◆ GOAL OF THE EXERCISE: From the entries below, copy every line where the string "supervisor" appears.

◆ Data records:
:::::
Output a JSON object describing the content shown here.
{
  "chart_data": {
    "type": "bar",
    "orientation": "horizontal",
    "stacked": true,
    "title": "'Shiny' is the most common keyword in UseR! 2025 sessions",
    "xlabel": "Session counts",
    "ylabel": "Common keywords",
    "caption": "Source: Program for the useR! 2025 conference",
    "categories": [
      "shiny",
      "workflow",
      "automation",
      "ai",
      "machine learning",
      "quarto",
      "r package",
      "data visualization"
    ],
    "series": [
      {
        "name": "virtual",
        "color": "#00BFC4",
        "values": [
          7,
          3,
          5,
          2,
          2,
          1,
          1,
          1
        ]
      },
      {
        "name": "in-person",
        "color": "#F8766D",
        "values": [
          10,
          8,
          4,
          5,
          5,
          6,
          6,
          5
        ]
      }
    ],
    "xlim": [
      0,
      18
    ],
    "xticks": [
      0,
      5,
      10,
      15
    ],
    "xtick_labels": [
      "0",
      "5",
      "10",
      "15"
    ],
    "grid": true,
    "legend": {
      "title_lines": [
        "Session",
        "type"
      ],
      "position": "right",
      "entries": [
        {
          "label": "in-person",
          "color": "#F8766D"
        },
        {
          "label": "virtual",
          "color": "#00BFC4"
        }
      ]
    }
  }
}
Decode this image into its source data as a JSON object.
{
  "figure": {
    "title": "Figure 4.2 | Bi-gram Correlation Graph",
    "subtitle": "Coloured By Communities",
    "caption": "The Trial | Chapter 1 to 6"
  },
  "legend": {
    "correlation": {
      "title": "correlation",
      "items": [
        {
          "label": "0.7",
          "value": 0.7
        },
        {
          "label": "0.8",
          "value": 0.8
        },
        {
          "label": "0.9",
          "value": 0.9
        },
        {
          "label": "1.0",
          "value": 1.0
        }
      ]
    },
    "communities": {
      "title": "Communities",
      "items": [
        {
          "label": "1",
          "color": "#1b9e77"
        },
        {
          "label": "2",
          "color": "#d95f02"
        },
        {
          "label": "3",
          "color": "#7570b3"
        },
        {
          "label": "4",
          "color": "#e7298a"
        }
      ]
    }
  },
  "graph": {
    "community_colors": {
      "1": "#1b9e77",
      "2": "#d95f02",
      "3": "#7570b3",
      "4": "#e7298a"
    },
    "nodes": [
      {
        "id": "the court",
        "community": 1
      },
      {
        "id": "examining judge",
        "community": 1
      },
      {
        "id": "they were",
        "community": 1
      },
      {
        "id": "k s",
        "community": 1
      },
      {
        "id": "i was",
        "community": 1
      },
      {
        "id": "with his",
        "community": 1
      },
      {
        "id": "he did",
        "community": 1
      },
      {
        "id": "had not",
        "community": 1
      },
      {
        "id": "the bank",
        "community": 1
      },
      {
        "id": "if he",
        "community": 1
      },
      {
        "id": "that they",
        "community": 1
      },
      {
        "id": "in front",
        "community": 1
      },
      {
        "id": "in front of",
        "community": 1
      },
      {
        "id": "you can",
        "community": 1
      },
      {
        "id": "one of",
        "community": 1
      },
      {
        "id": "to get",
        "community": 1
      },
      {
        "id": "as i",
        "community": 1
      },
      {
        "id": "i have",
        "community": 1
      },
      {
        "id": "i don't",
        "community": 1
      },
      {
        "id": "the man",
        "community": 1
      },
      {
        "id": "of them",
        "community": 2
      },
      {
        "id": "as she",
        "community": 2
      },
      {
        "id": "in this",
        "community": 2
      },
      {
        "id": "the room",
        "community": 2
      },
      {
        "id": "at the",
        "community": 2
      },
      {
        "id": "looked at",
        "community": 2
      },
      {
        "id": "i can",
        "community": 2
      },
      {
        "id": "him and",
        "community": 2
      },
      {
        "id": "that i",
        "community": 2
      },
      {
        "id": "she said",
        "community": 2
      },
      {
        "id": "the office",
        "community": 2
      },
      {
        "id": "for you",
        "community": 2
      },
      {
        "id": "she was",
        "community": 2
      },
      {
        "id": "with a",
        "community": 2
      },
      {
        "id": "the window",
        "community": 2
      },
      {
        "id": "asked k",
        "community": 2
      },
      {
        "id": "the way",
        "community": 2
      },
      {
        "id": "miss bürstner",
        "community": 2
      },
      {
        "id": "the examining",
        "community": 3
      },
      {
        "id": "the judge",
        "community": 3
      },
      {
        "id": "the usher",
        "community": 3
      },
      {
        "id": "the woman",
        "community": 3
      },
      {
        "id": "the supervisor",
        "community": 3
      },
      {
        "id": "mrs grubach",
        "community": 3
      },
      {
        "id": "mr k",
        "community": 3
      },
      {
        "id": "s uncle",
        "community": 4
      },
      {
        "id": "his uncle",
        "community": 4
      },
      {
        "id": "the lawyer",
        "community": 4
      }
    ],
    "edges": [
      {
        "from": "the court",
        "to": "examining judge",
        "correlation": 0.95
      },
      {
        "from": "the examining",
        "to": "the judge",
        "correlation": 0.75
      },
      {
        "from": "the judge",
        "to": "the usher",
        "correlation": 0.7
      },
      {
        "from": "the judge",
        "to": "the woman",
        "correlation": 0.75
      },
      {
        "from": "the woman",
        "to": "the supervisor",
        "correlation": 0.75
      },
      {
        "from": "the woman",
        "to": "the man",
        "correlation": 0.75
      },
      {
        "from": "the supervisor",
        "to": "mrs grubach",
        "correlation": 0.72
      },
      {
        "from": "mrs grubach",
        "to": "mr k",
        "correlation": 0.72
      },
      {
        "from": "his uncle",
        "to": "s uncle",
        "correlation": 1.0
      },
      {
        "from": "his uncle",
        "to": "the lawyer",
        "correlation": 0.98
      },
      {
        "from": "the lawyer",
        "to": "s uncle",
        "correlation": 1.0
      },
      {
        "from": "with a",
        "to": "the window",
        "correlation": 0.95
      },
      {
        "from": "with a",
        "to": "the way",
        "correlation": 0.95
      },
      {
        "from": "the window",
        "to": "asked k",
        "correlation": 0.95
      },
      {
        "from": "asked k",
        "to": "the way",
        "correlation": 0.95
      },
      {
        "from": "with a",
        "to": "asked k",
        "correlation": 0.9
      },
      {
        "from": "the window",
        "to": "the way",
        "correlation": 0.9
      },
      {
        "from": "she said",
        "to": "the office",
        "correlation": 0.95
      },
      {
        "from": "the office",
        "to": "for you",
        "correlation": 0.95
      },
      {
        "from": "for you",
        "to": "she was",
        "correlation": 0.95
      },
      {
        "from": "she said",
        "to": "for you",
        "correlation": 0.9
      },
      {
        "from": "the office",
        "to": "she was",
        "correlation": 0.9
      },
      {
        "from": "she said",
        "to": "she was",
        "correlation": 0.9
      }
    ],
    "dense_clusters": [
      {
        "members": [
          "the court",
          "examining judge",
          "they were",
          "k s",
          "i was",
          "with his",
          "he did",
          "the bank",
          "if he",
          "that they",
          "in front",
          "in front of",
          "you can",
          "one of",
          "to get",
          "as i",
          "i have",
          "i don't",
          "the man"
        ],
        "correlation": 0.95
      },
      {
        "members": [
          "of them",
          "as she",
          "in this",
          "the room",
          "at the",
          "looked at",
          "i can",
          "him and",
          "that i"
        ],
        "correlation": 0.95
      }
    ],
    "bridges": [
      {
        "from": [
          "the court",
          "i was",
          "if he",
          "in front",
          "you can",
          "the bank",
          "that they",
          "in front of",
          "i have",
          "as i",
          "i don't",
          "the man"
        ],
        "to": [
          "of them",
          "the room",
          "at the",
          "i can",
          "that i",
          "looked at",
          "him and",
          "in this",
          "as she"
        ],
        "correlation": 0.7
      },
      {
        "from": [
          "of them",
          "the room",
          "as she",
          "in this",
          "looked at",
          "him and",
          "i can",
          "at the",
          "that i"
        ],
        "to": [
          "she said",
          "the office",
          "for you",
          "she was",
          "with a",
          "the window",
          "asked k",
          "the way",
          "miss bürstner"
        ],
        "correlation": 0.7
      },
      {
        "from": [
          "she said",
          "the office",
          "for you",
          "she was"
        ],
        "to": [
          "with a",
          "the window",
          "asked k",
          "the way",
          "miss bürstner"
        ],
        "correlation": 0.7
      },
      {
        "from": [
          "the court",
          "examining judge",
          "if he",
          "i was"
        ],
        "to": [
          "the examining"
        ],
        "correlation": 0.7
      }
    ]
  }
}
:::::
◆ RESULT OF THE TASK:
        "id": "the supervisor",
        "to": "the supervisor",
        "from": "the supervisor",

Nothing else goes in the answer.